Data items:
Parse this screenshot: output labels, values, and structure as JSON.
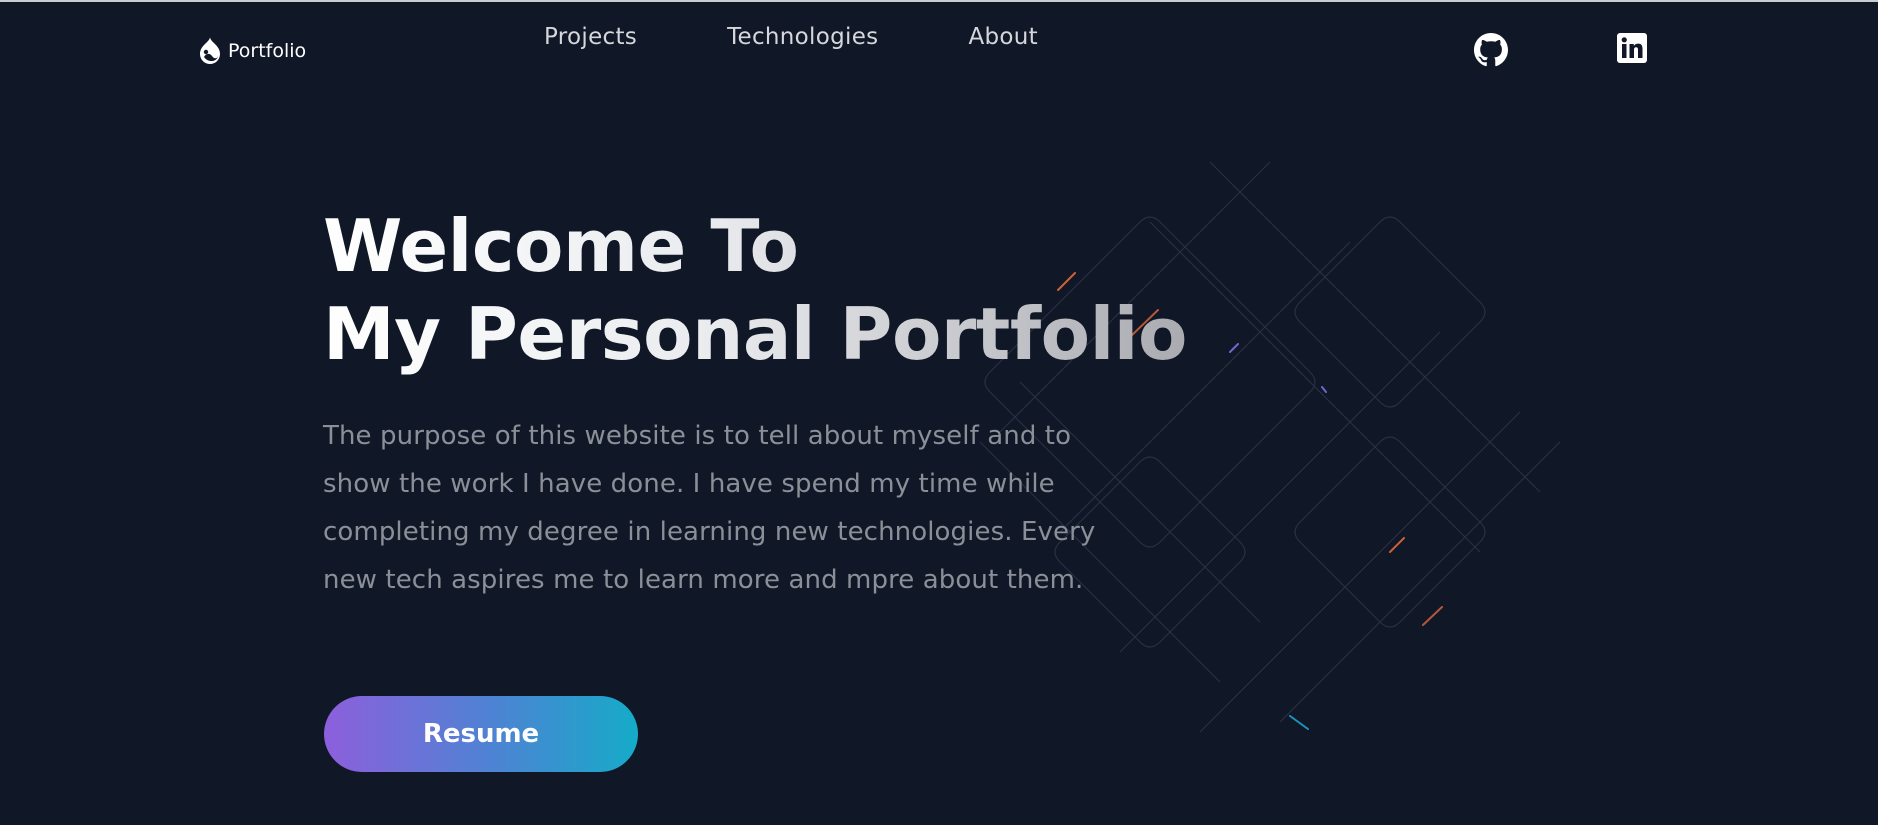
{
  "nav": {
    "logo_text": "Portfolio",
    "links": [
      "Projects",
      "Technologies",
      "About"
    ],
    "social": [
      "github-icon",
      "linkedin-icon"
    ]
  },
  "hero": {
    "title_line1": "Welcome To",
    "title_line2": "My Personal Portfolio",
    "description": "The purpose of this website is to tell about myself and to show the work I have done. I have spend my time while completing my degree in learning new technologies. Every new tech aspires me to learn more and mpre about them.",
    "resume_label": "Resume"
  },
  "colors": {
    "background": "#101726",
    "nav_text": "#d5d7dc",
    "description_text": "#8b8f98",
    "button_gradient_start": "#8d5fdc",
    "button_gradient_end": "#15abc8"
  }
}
---
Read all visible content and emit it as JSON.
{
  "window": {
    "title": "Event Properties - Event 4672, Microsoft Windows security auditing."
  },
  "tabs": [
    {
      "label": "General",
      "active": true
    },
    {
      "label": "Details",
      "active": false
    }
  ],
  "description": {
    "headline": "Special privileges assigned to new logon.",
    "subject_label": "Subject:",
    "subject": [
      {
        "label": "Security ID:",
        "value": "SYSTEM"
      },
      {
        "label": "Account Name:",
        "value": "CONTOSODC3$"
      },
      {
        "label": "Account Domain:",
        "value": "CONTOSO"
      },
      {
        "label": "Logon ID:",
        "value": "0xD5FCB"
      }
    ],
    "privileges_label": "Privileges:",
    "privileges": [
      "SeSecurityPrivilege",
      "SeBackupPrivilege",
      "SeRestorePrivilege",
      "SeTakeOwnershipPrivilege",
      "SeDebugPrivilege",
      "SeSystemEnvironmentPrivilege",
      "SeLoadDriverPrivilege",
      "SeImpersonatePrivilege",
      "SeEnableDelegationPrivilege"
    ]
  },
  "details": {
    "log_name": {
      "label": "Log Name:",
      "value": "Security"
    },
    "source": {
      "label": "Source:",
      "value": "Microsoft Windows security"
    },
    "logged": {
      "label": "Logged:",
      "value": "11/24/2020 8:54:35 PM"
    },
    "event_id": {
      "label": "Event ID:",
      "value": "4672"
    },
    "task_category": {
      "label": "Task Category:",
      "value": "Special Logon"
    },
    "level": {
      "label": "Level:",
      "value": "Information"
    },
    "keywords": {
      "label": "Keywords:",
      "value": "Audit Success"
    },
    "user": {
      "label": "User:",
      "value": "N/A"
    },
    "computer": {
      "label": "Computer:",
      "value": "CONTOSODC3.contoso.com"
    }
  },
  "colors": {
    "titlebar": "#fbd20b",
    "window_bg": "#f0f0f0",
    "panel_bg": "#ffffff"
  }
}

_What you will do_: How many of the listing's lines contain "JSON"? Respond with a single number and nothing else.

_Reply to the exercise_: 2